(A block of data)

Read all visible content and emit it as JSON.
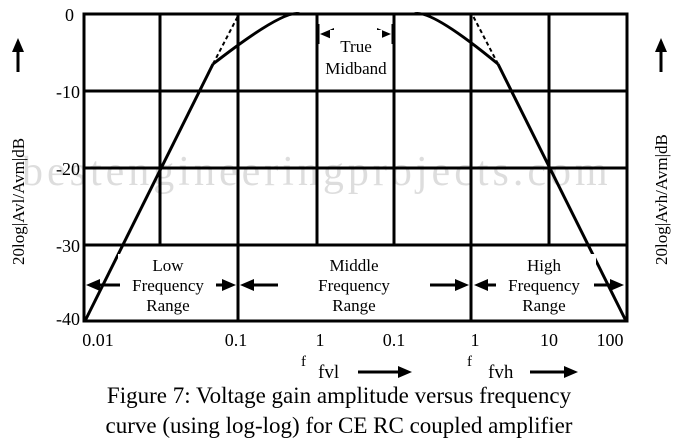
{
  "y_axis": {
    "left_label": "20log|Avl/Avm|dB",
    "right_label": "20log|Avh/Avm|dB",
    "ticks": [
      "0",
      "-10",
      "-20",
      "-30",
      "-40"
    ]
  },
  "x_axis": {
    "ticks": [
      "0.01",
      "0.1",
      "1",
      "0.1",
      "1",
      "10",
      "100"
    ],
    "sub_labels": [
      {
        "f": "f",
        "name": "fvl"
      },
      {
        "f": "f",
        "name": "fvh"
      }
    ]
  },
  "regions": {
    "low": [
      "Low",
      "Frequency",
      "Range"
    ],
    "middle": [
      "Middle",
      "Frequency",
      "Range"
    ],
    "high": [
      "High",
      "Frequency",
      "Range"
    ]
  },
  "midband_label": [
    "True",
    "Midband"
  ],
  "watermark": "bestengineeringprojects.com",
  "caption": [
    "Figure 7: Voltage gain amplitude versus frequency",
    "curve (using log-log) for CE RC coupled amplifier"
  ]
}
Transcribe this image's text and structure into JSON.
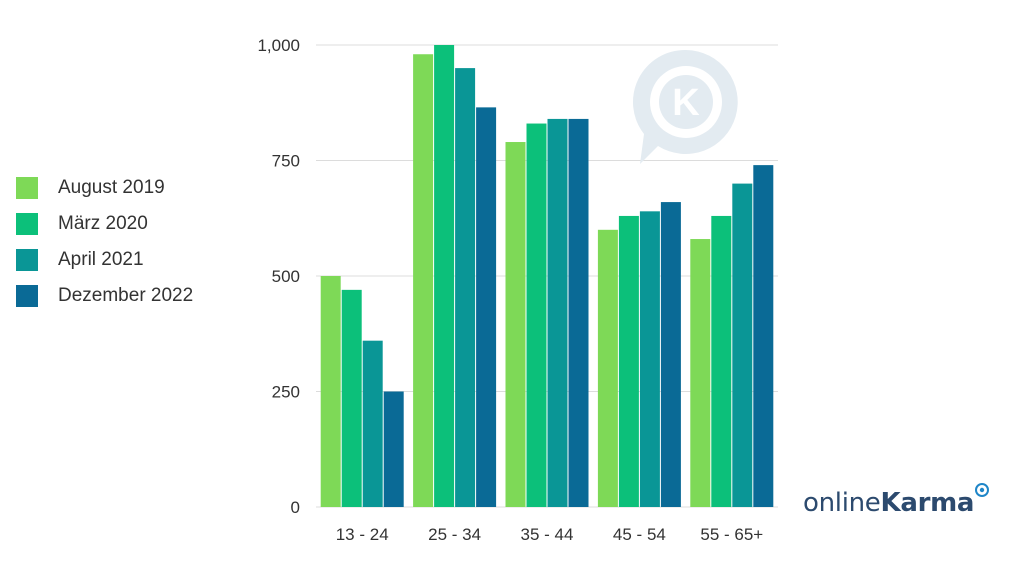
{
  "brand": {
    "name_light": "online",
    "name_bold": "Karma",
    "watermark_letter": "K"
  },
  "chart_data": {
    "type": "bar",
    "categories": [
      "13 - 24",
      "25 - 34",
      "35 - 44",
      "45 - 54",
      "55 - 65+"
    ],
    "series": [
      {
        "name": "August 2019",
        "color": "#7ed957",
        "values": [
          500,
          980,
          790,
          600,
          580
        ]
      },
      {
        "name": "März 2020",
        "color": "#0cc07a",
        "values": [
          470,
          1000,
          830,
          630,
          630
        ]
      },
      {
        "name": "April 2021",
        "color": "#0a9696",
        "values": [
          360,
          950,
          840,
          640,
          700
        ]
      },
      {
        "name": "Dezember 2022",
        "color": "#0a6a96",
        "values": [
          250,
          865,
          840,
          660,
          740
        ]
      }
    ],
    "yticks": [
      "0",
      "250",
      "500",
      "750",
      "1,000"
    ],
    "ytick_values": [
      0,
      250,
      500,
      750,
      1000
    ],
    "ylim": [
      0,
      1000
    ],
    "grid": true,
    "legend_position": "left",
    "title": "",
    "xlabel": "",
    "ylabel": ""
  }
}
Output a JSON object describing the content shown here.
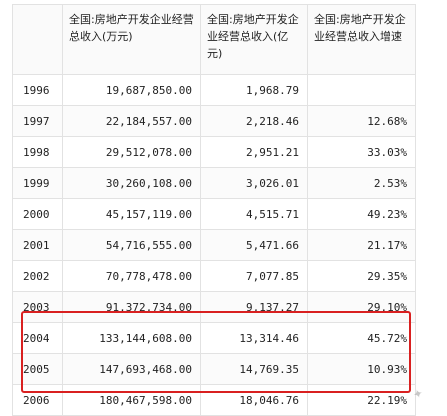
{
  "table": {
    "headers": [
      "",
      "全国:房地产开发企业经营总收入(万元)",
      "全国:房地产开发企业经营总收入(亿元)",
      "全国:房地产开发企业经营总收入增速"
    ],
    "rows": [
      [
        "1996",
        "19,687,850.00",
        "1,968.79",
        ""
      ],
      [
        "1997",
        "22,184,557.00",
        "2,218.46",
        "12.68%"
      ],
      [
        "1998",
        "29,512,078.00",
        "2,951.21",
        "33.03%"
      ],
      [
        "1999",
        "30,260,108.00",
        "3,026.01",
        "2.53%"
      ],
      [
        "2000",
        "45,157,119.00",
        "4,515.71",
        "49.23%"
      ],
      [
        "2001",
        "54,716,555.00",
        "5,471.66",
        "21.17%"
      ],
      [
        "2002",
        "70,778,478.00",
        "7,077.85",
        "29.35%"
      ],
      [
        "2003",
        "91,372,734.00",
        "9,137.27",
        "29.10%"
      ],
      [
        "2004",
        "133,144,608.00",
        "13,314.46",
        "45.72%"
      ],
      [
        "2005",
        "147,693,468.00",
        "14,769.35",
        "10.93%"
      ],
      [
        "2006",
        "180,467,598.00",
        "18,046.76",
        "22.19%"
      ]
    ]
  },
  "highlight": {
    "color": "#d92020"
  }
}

• [REQUEST]:
Gather each line of the listing that holds the string "color".

• [ANSWER FOR THE TASK]:
        "color": "#7ed957",
        "color": "#0cc07a",
        "color": "#0a9696",
        "color": "#0a6a96",
    "color": "#d92020"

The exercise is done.